======== Data supplied
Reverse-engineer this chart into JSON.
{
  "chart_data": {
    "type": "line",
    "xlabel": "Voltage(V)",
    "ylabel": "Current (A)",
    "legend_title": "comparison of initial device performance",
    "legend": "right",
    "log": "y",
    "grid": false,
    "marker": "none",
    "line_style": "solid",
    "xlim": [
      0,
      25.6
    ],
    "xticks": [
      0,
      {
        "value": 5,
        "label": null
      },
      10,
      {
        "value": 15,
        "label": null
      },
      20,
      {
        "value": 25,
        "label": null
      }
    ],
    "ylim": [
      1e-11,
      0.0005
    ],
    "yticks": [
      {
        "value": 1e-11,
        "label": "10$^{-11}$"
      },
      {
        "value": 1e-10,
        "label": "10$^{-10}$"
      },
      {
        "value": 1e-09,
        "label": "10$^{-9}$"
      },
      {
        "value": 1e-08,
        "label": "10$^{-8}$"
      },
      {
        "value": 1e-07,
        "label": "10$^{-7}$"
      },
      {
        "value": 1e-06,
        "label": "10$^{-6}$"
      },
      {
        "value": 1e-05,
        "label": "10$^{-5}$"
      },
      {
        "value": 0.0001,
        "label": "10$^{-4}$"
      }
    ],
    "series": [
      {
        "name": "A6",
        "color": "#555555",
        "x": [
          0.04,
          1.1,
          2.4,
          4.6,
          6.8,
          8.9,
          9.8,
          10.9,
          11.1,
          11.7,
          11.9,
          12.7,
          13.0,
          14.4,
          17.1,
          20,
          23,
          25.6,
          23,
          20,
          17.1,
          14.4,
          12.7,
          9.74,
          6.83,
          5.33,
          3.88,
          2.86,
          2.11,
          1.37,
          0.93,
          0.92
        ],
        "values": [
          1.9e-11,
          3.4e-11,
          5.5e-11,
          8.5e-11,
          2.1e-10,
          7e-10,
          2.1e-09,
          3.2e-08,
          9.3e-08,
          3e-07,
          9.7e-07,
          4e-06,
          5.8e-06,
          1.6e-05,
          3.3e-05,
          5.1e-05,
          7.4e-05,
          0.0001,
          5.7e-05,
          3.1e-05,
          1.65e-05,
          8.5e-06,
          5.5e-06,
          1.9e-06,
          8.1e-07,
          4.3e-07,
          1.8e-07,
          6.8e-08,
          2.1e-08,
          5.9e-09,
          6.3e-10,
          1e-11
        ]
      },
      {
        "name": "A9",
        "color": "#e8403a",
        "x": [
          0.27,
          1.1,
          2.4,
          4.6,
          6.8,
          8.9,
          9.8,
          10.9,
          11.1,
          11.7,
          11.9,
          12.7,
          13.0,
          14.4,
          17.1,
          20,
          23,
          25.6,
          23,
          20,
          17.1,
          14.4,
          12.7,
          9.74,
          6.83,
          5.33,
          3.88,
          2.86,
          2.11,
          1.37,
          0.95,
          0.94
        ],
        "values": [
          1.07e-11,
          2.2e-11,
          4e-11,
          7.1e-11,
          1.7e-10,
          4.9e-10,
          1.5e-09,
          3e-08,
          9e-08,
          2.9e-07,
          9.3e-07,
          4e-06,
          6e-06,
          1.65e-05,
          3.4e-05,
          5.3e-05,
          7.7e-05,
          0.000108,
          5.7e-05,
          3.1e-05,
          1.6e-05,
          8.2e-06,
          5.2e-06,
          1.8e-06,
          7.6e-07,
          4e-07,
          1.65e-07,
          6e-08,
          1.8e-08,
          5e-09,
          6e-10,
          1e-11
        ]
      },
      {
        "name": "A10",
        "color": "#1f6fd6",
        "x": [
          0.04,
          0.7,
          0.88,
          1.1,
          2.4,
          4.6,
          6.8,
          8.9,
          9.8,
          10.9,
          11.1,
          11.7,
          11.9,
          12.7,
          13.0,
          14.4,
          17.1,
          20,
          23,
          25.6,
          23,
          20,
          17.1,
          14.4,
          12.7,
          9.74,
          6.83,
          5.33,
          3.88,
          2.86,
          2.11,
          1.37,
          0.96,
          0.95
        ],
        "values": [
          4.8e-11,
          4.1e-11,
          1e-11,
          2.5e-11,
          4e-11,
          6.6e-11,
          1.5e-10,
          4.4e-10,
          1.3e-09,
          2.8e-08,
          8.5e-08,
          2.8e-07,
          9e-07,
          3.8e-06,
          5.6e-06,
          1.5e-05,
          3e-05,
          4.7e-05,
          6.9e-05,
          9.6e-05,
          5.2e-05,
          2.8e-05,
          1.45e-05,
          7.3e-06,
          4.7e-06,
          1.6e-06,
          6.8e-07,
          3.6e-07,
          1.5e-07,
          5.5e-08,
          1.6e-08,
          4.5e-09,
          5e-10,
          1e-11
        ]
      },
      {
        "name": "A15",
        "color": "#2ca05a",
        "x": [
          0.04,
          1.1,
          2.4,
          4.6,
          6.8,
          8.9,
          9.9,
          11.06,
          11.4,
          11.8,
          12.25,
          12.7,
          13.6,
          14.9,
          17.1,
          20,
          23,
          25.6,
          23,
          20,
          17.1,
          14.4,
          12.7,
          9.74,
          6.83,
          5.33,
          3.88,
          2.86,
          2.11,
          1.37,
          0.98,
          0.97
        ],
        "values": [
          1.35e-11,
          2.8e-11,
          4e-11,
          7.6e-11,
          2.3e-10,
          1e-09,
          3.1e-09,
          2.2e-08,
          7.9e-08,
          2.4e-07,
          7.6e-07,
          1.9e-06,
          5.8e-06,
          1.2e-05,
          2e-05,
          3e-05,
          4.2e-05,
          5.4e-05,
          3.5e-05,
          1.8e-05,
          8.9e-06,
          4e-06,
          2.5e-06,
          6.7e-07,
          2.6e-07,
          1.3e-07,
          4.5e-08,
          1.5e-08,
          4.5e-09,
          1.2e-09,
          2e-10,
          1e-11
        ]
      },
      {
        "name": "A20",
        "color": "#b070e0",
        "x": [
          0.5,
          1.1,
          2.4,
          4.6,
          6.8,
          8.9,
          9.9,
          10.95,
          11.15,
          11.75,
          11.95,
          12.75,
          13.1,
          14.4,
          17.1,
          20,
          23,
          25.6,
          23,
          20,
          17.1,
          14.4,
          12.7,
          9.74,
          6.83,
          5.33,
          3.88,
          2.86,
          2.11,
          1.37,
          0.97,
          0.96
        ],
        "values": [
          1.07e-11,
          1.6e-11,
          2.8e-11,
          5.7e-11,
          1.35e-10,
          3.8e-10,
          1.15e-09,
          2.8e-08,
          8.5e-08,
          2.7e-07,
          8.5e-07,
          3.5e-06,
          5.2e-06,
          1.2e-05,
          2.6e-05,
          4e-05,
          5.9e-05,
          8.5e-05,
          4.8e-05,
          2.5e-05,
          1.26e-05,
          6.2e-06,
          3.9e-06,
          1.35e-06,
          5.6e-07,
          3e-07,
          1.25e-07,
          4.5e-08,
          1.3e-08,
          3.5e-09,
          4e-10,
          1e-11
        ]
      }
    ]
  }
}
================
§ **Problem details**
Isolate the lines above that contain the word "name" and copy them.

§ **Reply**
        "name": "A6",
        "name": "A9",
        "name": "A10",
        "name": "A15",
        "name": "A20",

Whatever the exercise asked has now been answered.